Provided data
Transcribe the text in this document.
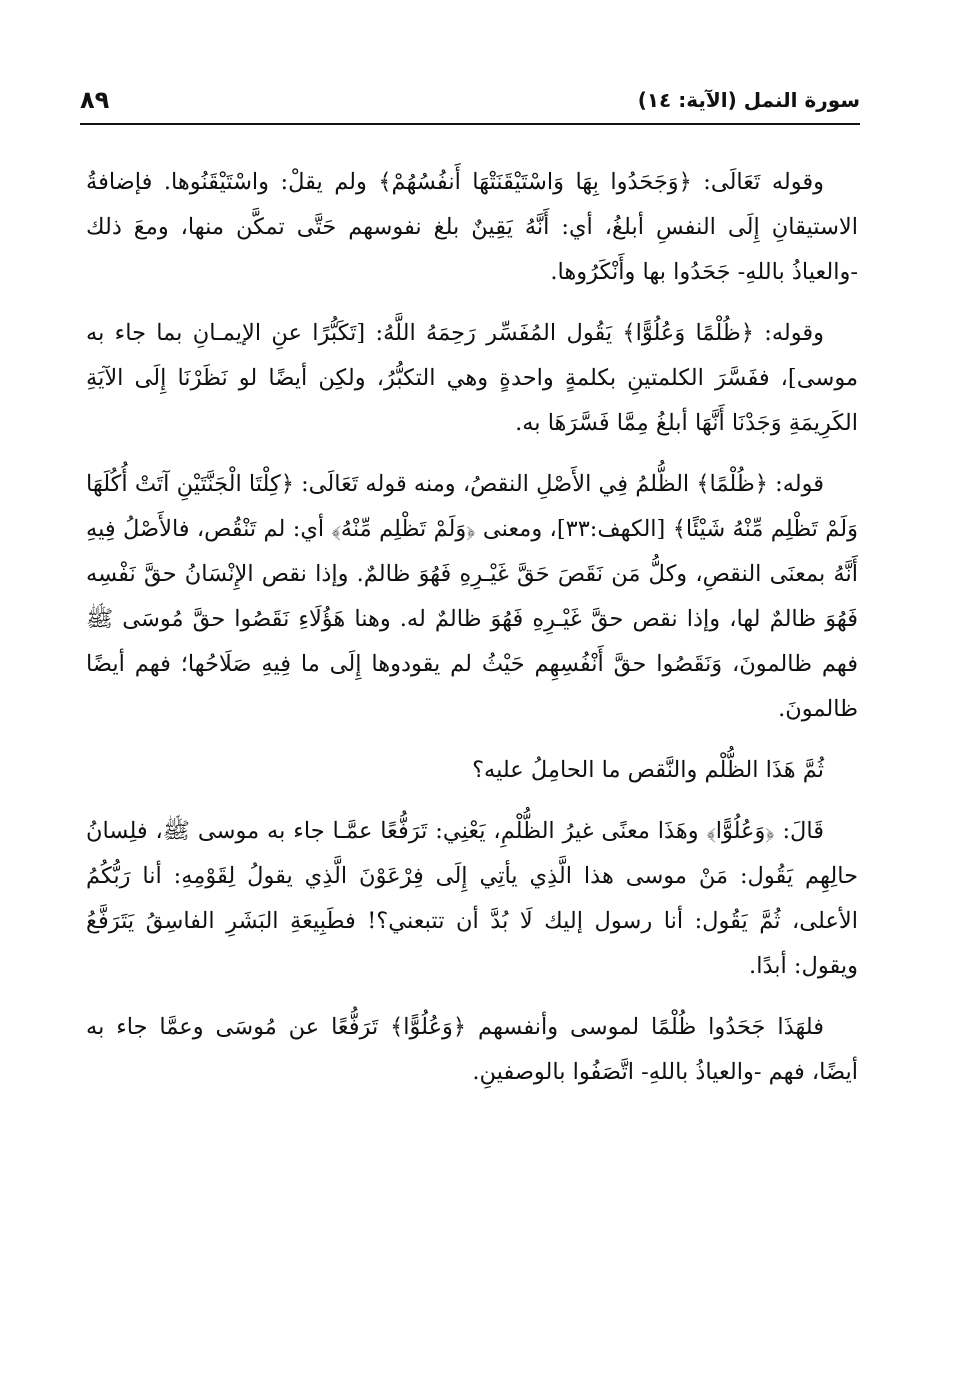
سورة النمل (الآية: ١٤)
٨٩

وقوله تَعَالَى: ﴿وَجَحَدُوا بِهَا وَاسْتَيْقَنَتْهَا أَنفُسُهُمْ﴾ ولم يقلْ: واسْتَيْقَنُوها. فإضافةُ الاستيقانِ إِلَى النفسِ أبلغُ، أي: أَنَّهُ يَقِينٌ بلغ نفوسهم حَتَّى تمكَّن منها، ومعَ ذلك -والعياذُ باللهِ- جَحَدُوا بها وأَنْكَرُوها.

وقوله: ﴿ظُلْمًا وَعُلُوًّا﴾ يَقُول المُفَسِّر رَحِمَهُ اللَّهُ: [تَكَبُّرًا عنِ الإيمـانِ بما جاء به موسى]، ففَسَّرَ الكلمتينِ بكلمةٍ واحدةٍ وهي التكبُّرُ، ولكِن أيضًا لو نَظَرْنَا إِلَى الآيَةِ الكَرِيمَةِ وَجَدْنَا أَنَّهَا أبلغُ مِمَّا فَسَّرَهَا به.

قوله: ﴿ظُلْمًا﴾ الظُّلمُ فِي الأَصْلِ النقصُ، ومنه قوله تَعَالَى: ﴿كِلْتَا الْجَنَّتَيْنِ آتَتْ أُكُلَهَا وَلَمْ تَظْلِم مِّنْهُ شَيْئًا﴾ [الكهف:٣٣]، ومعنى ﴿وَلَمْ تَظْلِم مِّنْهُ﴾ أي: لم تَنْقُص، فالأَصْلُ فِيهِ أَنَّهُ بمعنَى النقصِ، وكلُّ مَن نَقَصَ حَقَّ غَيْـرِهِ فَهُوَ ظالمٌ. وإذا نقص الإِنْسَانُ حقَّ نَفْسِه فَهُوَ ظالمٌ لها، وإذا نقص حقَّ غَيْـرِهِ فَهُوَ ظالمٌ له. وهنا هَؤُلَاءِ نَقَصُوا حقَّ مُوسَى ﷺ فهم ظالمونَ، وَنَقَصُوا حقَّ أَنْفُسِهِم حَيْثُ لم يقودوها إِلَى ما فِيهِ صَلَاحُها؛ فهم أيضًا ظالمونَ.

ثُمَّ هَذَا الظُّلْم والنَّقص ما الحامِلُ عليه؟

قَالَ: ﴿وَعُلُوًّا﴾ وهَذَا معنًى غيرُ الظُّلْمِ، يَعْنِي: تَرَفُّعًا عمَّـا جاء به موسى ﷺ، فلِسانُ حالِهِم يَقُول: مَنْ موسى هذا الَّذِي يأتِي إِلَى فِرْعَوْنَ الَّذِي يقولُ لِقَوْمِهِ: أنا رَبُّكُمُ الأعلى، ثُمَّ يَقُول: أنا رسول إليك لَا بُدَّ أن تتبعني؟! فطَبِيعَةِ البَشَرِ الفاسِقُ يَتَرَفَّعُ ويقول: أبدًا.

فلهَذَا جَحَدُوا ظُلْمًا لموسى وأنفسهم ﴿وَعُلُوًّا﴾ تَرَفُّعًا عن مُوسَى وعمَّا جاء به أيضًا، فهم -والعياذُ باللهِ- اتَّصَفُوا بالوصفينِ.
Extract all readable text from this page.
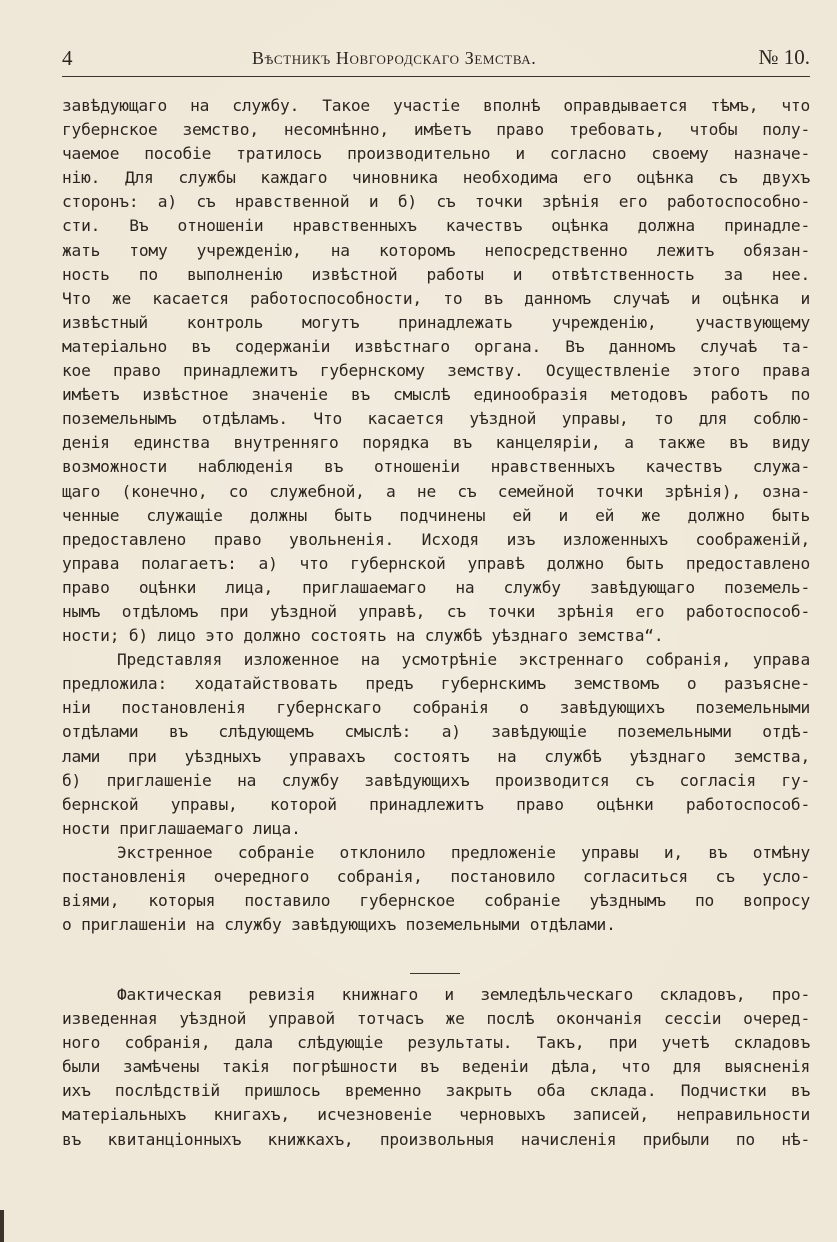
4	Вѣстникъ Новгородскаго Земства.	№ 10.
завѣдующаго на службу. Такое участіе вполнѣ оправдывается тѣмъ, что
губернское земство, несомнѣнно, имѣетъ право требовать, чтобы полу-
чаемое пособіе тратилось производительно и согласно своему назначе-
нію. Для службы каждаго чиновника необходима его оцѣнка съ двухъ
сторонъ: а) съ нравственной и б) съ точки зрѣнія его работоспособно-
сти. Въ отношеніи нравственныхъ качествъ оцѣнка должна принадле-
жать тому учрежденію, на которомъ непосредственно лежитъ обязан-
ность по выполненію извѣстной работы и отвѣтственность за нее.
Что же касается работоспособности, то въ данномъ случаѣ и оцѣнка и
извѣстный контроль могутъ принадлежать учрежденію, участвующему
матеріально въ содержаніи извѣстнаго органа. Въ данномъ случаѣ та-
кое право принадлежитъ губернскому земству. Осуществленіе этого права
имѣетъ извѣстное значеніе въ смыслѣ единообразія методовъ работъ по
поземельнымъ отдѣламъ. Что касается уѣздной управы, то для соблю-
денія единства внутренняго порядка въ канцеляріи, а также въ виду
возможности наблюденія въ отношеніи нравственныхъ качествъ служа-
щаго (конечно, со служебной, а не съ семейной точки зрѣнія), озна-
ченные служащіе должны быть подчинены ей и ей же должно быть
предоставлено право увольненія. Исходя изъ изложенныхъ соображеній,
управа полагаетъ: а) что губернской управѣ должно быть предоставлено
право оцѣнки лица, приглашаемаго на службу завѣдующаго поземель-
нымъ отдѣломъ при уѣздной управѣ, съ точки зрѣнія его работоспособ-
ности; б) лицо это должно состоять на службѣ уѣзднаго земства“.
Представляя изложенное на усмотрѣніе экстреннаго собранія, управа
предложила: ходатайствовать предъ губернскимъ земствомъ о разъясне-
ніи постановленія губернскаго собранія о завѣдующихъ поземельными
отдѣлами въ слѣдующемъ смыслѣ: а) завѣдующіе поземельными отдѣ-
лами при уѣздныхъ управахъ состоятъ на службѣ уѣзднаго земства,
б) приглашеніе на службу завѣдующихъ производится съ согласія гу-
бернской управы, которой принадлежитъ право оцѣнки работоспособ-
ности приглашаемаго лица.
Экстренное собраніе отклонило предложеніе управы и, въ отмѣну
постановленія очередного собранія, постановило согласиться съ усло-
віями, которыя поставило губернское собраніе уѣзднымъ по вопросу
о приглашеніи на службу завѣдующихъ поземельными отдѣлами.
Фактическая ревизія книжнаго и земледѣльческаго складовъ, про-
изведенная уѣздной управой тотчасъ же послѣ окончанія сессіи очеред-
ного собранія, дала слѣдующіе результаты. Такъ, при учетѣ складовъ
были замѣчены такія погрѣшности въ веденіи дѣла, что для выясненія
ихъ послѣдствій пришлось временно закрыть оба склада. Подчистки въ
матеріальныхъ книгахъ, исчезновеніе черновыхъ записей, неправильности
въ квитанціонныхъ книжкахъ, произвольныя начисленія прибыли по нѣ-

Short problem
Please set down each line of the data above exactly as written, without the pictures.

Answer to the task
Transcribe the text in this document.
سورة النمل (الآية: ١٤)
٨٩

وقوله تَعَالَى: ﴿وَجَحَدُوا بِهَا وَاسْتَيْقَنَتْهَا أَنفُسُهُمْ﴾ ولم يقلْ: واسْتَيْقَنُوها. فإضافةُ الاستيقانِ إِلَى النفسِ أبلغُ، أي: أَنَّهُ يَقِينٌ بلغ نفوسهم حَتَّى تمكَّن منها، ومعَ ذلك -والعياذُ باللهِ- جَحَدُوا بها وأَنْكَرُوها.

وقوله: ﴿ظُلْمًا وَعُلُوًّا﴾ يَقُول المُفَسِّر رَحِمَهُ اللَّهُ: [تَكَبُّرًا عنِ الإيمـانِ بما جاء به موسى]، ففَسَّرَ الكلمتينِ بكلمةٍ واحدةٍ وهي التكبُّرُ، ولكِن أيضًا لو نَظَرْنَا إِلَى الآيَةِ الكَرِيمَةِ وَجَدْنَا أَنَّهَا أبلغُ مِمَّا فَسَّرَهَا به.

قوله: ﴿ظُلْمًا﴾ الظُّلمُ فِي الأَصْلِ النقصُ، ومنه قوله تَعَالَى: ﴿كِلْتَا الْجَنَّتَيْنِ آتَتْ أُكُلَهَا وَلَمْ تَظْلِم مِّنْهُ شَيْئًا﴾ [الكهف:٣٣]، ومعنى ﴿وَلَمْ تَظْلِم مِّنْهُ﴾ أي: لم تَنْقُص، فالأَصْلُ فِيهِ أَنَّهُ بمعنَى النقصِ، وكلُّ مَن نَقَصَ حَقَّ غَيْـرِهِ فَهُوَ ظالمٌ. وإذا نقص الإِنْسَانُ حقَّ نَفْسِه فَهُوَ ظالمٌ لها، وإذا نقص حقَّ غَيْـرِهِ فَهُوَ ظالمٌ له. وهنا هَؤُلَاءِ نَقَصُوا حقَّ مُوسَى ﷺ فهم ظالمونَ، وَنَقَصُوا حقَّ أَنْفُسِهِم حَيْثُ لم يقودوها إِلَى ما فِيهِ صَلَاحُها؛ فهم أيضًا ظالمونَ.

ثُمَّ هَذَا الظُّلْم والنَّقص ما الحامِلُ عليه؟

قَالَ: ﴿وَعُلُوًّا﴾ وهَذَا معنًى غيرُ الظُّلْمِ، يَعْنِي: تَرَفُّعًا عمَّـا جاء به موسى ﷺ، فلِسانُ حالِهِم يَقُول: مَنْ موسى هذا الَّذِي يأتِي إِلَى فِرْعَوْنَ الَّذِي يقولُ لِقَوْمِهِ: أنا رَبُّكُمُ الأعلى، ثُمَّ يَقُول: أنا رسول إليك لَا بُدَّ أن تتبعني؟! فطَبِيعَةِ البَشَرِ الفاسِقُ يَتَرَفَّعُ ويقول: أبدًا.

فلهَذَا جَحَدُوا ظُلْمًا لموسى وأنفسهم ﴿وَعُلُوًّا﴾ تَرَفُّعًا عن مُوسَى وعمَّا جاء به أيضًا، فهم -والعياذُ باللهِ- اتَّصَفُوا بالوصفينِ.
Extract all readable text from this page.
4	Вѣстникъ Новгородскаго Земства.	№ 10.
завѣдующаго на службу. Такое участіе вполнѣ оправдывается тѣмъ, что
губернское земство, несомнѣнно, имѣетъ право требовать, чтобы полу-
чаемое пособіе тратилось производительно и согласно своему назначе-
нію. Для службы каждаго чиновника необходима его оцѣнка съ двухъ
сторонъ: а) съ нравственной и б) съ точки зрѣнія его работоспособно-
сти. Въ отношеніи нравственныхъ качествъ оцѣнка должна принадле-
жать тому учрежденію, на которомъ непосредственно лежитъ обязан-
ность по выполненію извѣстной работы и отвѣтственность за нее.
Что же касается работоспособности, то въ данномъ случаѣ и оцѣнка и
извѣстный контроль могутъ принадлежать учрежденію, участвующему
матеріально въ содержаніи извѣстнаго органа. Въ данномъ случаѣ та-
кое право принадлежитъ губернскому земству. Осуществленіе этого права
имѣетъ извѣстное значеніе въ смыслѣ единообразія методовъ работъ по
поземельнымъ отдѣламъ. Что касается уѣздной управы, то для соблю-
денія единства внутренняго порядка въ канцеляріи, а также въ виду
возможности наблюденія въ отношеніи нравственныхъ качествъ служа-
щаго (конечно, со служебной, а не съ семейной точки зрѣнія), озна-
ченные служащіе должны быть подчинены ей и ей же должно быть
предоставлено право увольненія. Исходя изъ изложенныхъ соображеній,
управа полагаетъ: а) что губернской управѣ должно быть предоставлено
право оцѣнки лица, приглашаемаго на службу завѣдующаго поземель-
нымъ отдѣломъ при уѣздной управѣ, съ точки зрѣнія его работоспособ-
ности; б) лицо это должно состоять на службѣ уѣзднаго земства“.
Представляя изложенное на усмотрѣніе экстреннаго собранія, управа
предложила: ходатайствовать предъ губернскимъ земствомъ о разъясне-
ніи постановленія губернскаго собранія о завѣдующихъ поземельными
отдѣлами въ слѣдующемъ смыслѣ: а) завѣдующіе поземельными отдѣ-
лами при уѣздныхъ управахъ состоятъ на службѣ уѣзднаго земства,
б) приглашеніе на службу завѣдующихъ производится съ согласія гу-
бернской управы, которой принадлежитъ право оцѣнки работоспособ-
ности приглашаемаго лица.
Экстренное собраніе отклонило предложеніе управы и, въ отмѣну
постановленія очередного собранія, постановило согласиться съ усло-
віями, которыя поставило губернское собраніе уѣзднымъ по вопросу
о приглашеніи на службу завѣдующихъ поземельными отдѣлами.
Фактическая ревизія книжнаго и земледѣльческаго складовъ, про-
изведенная уѣздной управой тотчасъ же послѣ окончанія сессіи очеред-
ного собранія, дала слѣдующіе результаты. Такъ, при учетѣ складовъ
были замѣчены такія погрѣшности въ веденіи дѣла, что для выясненія
ихъ послѣдствій пришлось временно закрыть оба склада. Подчистки въ
матеріальныхъ книгахъ, исчезновеніе черновыхъ записей, неправильности
въ квитанціонныхъ книжкахъ, произвольныя начисленія прибыли по нѣ-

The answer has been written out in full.